— begin DATA LINES —

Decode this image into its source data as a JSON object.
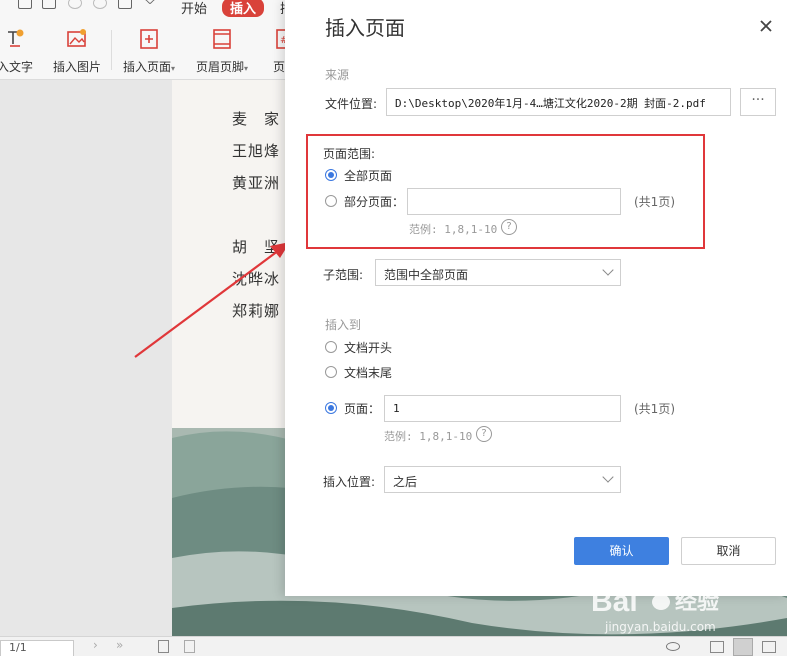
{
  "menu": {
    "tab_start": "开始",
    "tab_insert": "插入",
    "tab_more": "插"
  },
  "toolbar": {
    "insert_text": "入文字",
    "insert_image": "插入图片",
    "insert_page": "插入页面",
    "header_footer": "页眉页脚",
    "page_number": "页码"
  },
  "document": {
    "names": [
      "麦　家",
      "王旭烽",
      "黄亚洲",
      "胡　坚",
      "沈晔冰",
      "郑莉娜"
    ]
  },
  "status": {
    "page_indicator": "1/1"
  },
  "dialog": {
    "title": "插入页面",
    "source_section": "来源",
    "file_label": "文件位置:",
    "file_path": "D:\\Desktop\\2020年1月-4…塘江文化2020-2期 封面-2.pdf",
    "browse_label": "···",
    "range_title": "页面范围:",
    "range_all": "全部页面",
    "range_part": "部分页面：",
    "range_part_value": "",
    "range_total": "(共1页)",
    "range_example": "范例: 1,8,1-10",
    "subrange_label": "子范围:",
    "subrange_value": "范围中全部页面",
    "insert_to_section": "插入到",
    "opt_doc_start": "文档开头",
    "opt_doc_end": "文档末尾",
    "opt_page": "页面：",
    "page_value": "1",
    "page_total": "(共1页)",
    "page_example": "范例: 1,8,1-10",
    "position_label": "插入位置:",
    "position_value": "之后",
    "confirm": "确认",
    "cancel": "取消",
    "help_glyph": "?"
  },
  "watermark": {
    "brand": "Bai",
    "brand_tail": "经验",
    "url": "jingyan.baidu.com"
  },
  "colors": {
    "accent": "#3e80e0",
    "highlight": "#e0373a",
    "insert_tab": "#d9423a"
  }
}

— end DATA LINES —

TASK REQUIREMENTS: Without the pictures, reproduce every line of the records above exactly.

THE RESULT:
Decode this image into its source data as a JSON object.
{
  "menu": {
    "tab_start": "开始",
    "tab_insert": "插入",
    "tab_more": "插"
  },
  "toolbar": {
    "insert_text": "入文字",
    "insert_image": "插入图片",
    "insert_page": "插入页面",
    "header_footer": "页眉页脚",
    "page_number": "页码"
  },
  "document": {
    "names": [
      "麦　家",
      "王旭烽",
      "黄亚洲",
      "胡　坚",
      "沈晔冰",
      "郑莉娜"
    ]
  },
  "status": {
    "page_indicator": "1/1"
  },
  "dialog": {
    "title": "插入页面",
    "source_section": "来源",
    "file_label": "文件位置:",
    "file_path": "D:\\Desktop\\2020年1月-4…塘江文化2020-2期 封面-2.pdf",
    "browse_label": "···",
    "range_title": "页面范围:",
    "range_all": "全部页面",
    "range_part": "部分页面：",
    "range_part_value": "",
    "range_total": "(共1页)",
    "range_example": "范例: 1,8,1-10",
    "subrange_label": "子范围:",
    "subrange_value": "范围中全部页面",
    "insert_to_section": "插入到",
    "opt_doc_start": "文档开头",
    "opt_doc_end": "文档末尾",
    "opt_page": "页面：",
    "page_value": "1",
    "page_total": "(共1页)",
    "page_example": "范例: 1,8,1-10",
    "position_label": "插入位置:",
    "position_value": "之后",
    "confirm": "确认",
    "cancel": "取消",
    "help_glyph": "?"
  },
  "watermark": {
    "brand": "Bai",
    "brand_tail": "经验",
    "url": "jingyan.baidu.com"
  },
  "colors": {
    "accent": "#3e80e0",
    "highlight": "#e0373a",
    "insert_tab": "#d9423a"
  }
}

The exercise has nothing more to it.